___ Supplied entries
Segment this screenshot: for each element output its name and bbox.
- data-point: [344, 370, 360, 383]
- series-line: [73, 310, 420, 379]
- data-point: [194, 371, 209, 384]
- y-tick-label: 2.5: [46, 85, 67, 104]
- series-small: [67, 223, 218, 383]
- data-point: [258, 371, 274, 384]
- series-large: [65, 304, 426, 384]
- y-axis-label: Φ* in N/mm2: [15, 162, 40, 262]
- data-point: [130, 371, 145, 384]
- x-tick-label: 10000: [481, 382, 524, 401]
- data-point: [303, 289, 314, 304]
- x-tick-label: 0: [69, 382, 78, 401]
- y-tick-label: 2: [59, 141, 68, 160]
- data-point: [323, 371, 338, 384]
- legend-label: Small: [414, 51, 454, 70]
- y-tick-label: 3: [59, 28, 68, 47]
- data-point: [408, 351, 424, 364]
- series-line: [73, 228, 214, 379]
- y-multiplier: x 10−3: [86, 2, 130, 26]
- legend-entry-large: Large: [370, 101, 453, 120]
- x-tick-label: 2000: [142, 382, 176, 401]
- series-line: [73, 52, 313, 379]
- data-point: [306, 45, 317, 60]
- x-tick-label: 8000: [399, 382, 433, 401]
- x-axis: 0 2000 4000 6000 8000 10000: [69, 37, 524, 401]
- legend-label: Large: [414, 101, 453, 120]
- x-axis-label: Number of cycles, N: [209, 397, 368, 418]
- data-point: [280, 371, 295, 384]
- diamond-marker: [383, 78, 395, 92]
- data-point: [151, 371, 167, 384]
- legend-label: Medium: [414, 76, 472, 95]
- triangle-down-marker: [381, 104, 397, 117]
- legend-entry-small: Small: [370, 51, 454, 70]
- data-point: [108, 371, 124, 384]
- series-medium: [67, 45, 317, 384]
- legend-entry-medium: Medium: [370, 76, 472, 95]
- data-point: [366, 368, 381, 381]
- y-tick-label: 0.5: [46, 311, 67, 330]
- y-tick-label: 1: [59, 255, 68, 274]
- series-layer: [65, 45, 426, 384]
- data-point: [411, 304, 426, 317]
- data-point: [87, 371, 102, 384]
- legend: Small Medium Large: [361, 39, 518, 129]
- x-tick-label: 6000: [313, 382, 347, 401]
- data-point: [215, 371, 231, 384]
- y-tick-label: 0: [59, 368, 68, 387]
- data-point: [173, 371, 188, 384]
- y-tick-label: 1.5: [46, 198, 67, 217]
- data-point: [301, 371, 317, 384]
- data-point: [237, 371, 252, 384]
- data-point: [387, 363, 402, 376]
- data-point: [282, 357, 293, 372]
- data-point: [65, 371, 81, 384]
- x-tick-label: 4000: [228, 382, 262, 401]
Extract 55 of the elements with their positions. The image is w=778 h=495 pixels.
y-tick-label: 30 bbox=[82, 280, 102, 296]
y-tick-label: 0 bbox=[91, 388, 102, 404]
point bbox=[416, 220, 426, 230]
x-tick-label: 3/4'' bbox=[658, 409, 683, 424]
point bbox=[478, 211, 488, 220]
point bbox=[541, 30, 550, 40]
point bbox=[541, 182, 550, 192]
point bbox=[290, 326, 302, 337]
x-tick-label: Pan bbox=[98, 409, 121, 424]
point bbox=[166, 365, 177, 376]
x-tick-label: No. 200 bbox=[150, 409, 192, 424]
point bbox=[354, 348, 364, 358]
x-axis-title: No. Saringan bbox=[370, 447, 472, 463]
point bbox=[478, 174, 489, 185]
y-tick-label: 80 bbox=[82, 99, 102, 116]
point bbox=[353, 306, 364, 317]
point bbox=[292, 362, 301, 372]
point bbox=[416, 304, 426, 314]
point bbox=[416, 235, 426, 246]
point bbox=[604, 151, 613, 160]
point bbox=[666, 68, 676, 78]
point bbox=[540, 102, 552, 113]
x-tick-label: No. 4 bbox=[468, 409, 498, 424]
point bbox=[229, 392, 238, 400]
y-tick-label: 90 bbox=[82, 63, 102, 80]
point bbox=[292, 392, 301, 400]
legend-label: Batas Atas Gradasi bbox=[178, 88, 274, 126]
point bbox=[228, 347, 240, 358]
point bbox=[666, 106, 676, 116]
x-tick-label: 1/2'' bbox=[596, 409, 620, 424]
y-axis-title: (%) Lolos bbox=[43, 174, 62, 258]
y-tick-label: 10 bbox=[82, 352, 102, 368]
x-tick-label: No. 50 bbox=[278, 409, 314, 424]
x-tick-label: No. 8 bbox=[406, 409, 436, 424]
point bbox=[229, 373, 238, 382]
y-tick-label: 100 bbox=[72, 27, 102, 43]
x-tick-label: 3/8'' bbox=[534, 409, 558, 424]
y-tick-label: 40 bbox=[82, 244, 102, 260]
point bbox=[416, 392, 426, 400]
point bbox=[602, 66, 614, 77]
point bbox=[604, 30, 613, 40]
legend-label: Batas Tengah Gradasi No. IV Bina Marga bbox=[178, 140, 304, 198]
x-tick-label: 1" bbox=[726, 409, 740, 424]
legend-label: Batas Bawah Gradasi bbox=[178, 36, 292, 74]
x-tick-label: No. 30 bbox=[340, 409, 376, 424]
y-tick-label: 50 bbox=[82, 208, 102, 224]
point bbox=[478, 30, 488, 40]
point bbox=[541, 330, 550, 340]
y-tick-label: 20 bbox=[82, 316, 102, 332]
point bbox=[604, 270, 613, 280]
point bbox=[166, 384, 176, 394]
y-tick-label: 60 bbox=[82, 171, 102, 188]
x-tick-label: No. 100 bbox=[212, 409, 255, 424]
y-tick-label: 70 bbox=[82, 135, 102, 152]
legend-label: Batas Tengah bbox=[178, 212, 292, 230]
______
▶ _Directions for this task_: Rewrite all of the records above as a numbered list, leaving out blank lines.

▶ _Task answer_:
1. Segment this screenshot: for each element output its name and bbox.
2. - data-point: [344, 370, 360, 383]
3. - series-line: [73, 310, 420, 379]
4. - data-point: [194, 371, 209, 384]
5. - y-tick-label: 2.5: [46, 85, 67, 104]
6. - series-small: [67, 223, 218, 383]
7. - data-point: [258, 371, 274, 384]
8. - series-large: [65, 304, 426, 384]
9. - y-axis-label: Φ* in N/mm2: [15, 162, 40, 262]
10. - data-point: [130, 371, 145, 384]
11. - x-tick-label: 10000: [481, 382, 524, 401]
12. - data-point: [303, 289, 314, 304]
13. - x-tick-label: 0: [69, 382, 78, 401]
14. - y-tick-label: 2: [59, 141, 68, 160]
15. - data-point: [323, 371, 338, 384]
16. - legend-label: Small: [414, 51, 454, 70]
17. - y-tick-label: 3: [59, 28, 68, 47]
18. - data-point: [408, 351, 424, 364]
19. - series-line: [73, 228, 214, 379]
20. - y-multiplier: x 10−3: [86, 2, 130, 26]
21. - legend-entry-large: Large: [370, 101, 453, 120]
22. - x-tick-label: 2000: [142, 382, 176, 401]
23. - series-line: [73, 52, 313, 379]
24. - data-point: [306, 45, 317, 60]
25. - x-tick-label: 8000: [399, 382, 433, 401]
26. - x-axis: 0 2000 4000 6000 8000 10000: [69, 37, 524, 401]
27. - legend-label: Large: [414, 101, 453, 120]
28. - x-axis-label: Number of cycles, N: [209, 397, 368, 418]
29. - data-point: [280, 371, 295, 384]
30. - diamond-marker: [383, 78, 395, 92]
31. - data-point: [151, 371, 167, 384]
32. - legend-label: Medium: [414, 76, 472, 95]
33. - triangle-down-marker: [381, 104, 397, 117]
34. - legend-entry-small: Small: [370, 51, 454, 70]
35. - data-point: [108, 371, 124, 384]
36. - series-medium: [67, 45, 317, 384]
37. - legend-entry-medium: Medium: [370, 76, 472, 95]
38. - data-point: [366, 368, 381, 381]
39. - y-tick-label: 0.5: [46, 311, 67, 330]
40. - y-tick-label: 1: [59, 255, 68, 274]
41. - series-layer: [65, 45, 426, 384]
42. - data-point: [411, 304, 426, 317]
43. - data-point: [87, 371, 102, 384]
44. - legend: Small Medium Large: [361, 39, 518, 129]
45. - x-tick-label: 6000: [313, 382, 347, 401]
46. - data-point: [215, 371, 231, 384]
47. - y-tick-label: 0: [59, 368, 68, 387]
48. - data-point: [173, 371, 188, 384]
49. - y-tick-label: 1.5: [46, 198, 67, 217]
50. - data-point: [301, 371, 317, 384]
51. - data-point: [237, 371, 252, 384]
52. - data-point: [387, 363, 402, 376]
53. - data-point: [282, 357, 293, 372]
54. - data-point: [65, 371, 81, 384]
55. - x-tick-label: 4000: [228, 382, 262, 401]
56. Extract 55 of the elements with their positions. The image is w=778 h=495 pixels.
57. y-tick-label: 30 bbox=[82, 280, 102, 296]
58. y-tick-label: 0 bbox=[91, 388, 102, 404]
59. point bbox=[416, 220, 426, 230]
60. x-tick-label: 3/4'' bbox=[658, 409, 683, 424]
61. point bbox=[478, 211, 488, 220]
62. point bbox=[541, 30, 550, 40]
63. point bbox=[541, 182, 550, 192]
64. point bbox=[290, 326, 302, 337]
65. x-tick-label: Pan bbox=[98, 409, 121, 424]
66. point bbox=[166, 365, 177, 376]
67. x-tick-label: No. 200 bbox=[150, 409, 192, 424]
68. point bbox=[354, 348, 364, 358]
69. x-axis-title: No. Saringan bbox=[370, 447, 472, 463]
70. point bbox=[478, 174, 489, 185]
71. y-tick-label: 80 bbox=[82, 99, 102, 116]
72. point bbox=[353, 306, 364, 317]
73. point bbox=[292, 362, 301, 372]
74. point bbox=[416, 304, 426, 314]
75. point bbox=[416, 235, 426, 246]
76. point bbox=[604, 151, 613, 160]
77. point bbox=[666, 68, 676, 78]
78. point bbox=[540, 102, 552, 113]
79. x-tick-label: No. 4 bbox=[468, 409, 498, 424]
80. point bbox=[229, 392, 238, 400]
81. y-tick-label: 90 bbox=[82, 63, 102, 80]
82. point bbox=[292, 392, 301, 400]
83. legend-label: Batas Atas Gradasi bbox=[178, 88, 274, 126]
84. point bbox=[228, 347, 240, 358]
85. point bbox=[666, 106, 676, 116]
86. x-tick-label: 1/2'' bbox=[596, 409, 620, 424]
87. y-axis-title: (%) Lolos bbox=[43, 174, 62, 258]
88. y-tick-label: 10 bbox=[82, 352, 102, 368]
89. x-tick-label: No. 50 bbox=[278, 409, 314, 424]
90. x-tick-label: No. 8 bbox=[406, 409, 436, 424]
91. point bbox=[229, 373, 238, 382]
92. y-tick-label: 100 bbox=[72, 27, 102, 43]
93. x-tick-label: 3/8'' bbox=[534, 409, 558, 424]
94. y-tick-label: 40 bbox=[82, 244, 102, 260]
95. point bbox=[416, 392, 426, 400]
96. point bbox=[602, 66, 614, 77]
97. point bbox=[604, 30, 613, 40]
98. legend-label: Batas Tengah Gradasi No. IV Bina Marga bbox=[178, 140, 304, 198]
99. x-tick-label: 1" bbox=[726, 409, 740, 424]
100. legend-label: Batas Bawah Gradasi bbox=[178, 36, 292, 74]
101. x-tick-label: No. 30 bbox=[340, 409, 376, 424]
102. y-tick-label: 50 bbox=[82, 208, 102, 224]
103. point bbox=[478, 30, 488, 40]
104. point bbox=[541, 330, 550, 340]
105. y-tick-label: 20 bbox=[82, 316, 102, 332]
106. point bbox=[604, 270, 613, 280]
107. point bbox=[166, 384, 176, 394]
108. y-tick-label: 60 bbox=[82, 171, 102, 188]
109. x-tick-label: No. 100 bbox=[212, 409, 255, 424]
110. y-tick-label: 70 bbox=[82, 135, 102, 152]
111. legend-label: Batas Tengah bbox=[178, 212, 292, 230]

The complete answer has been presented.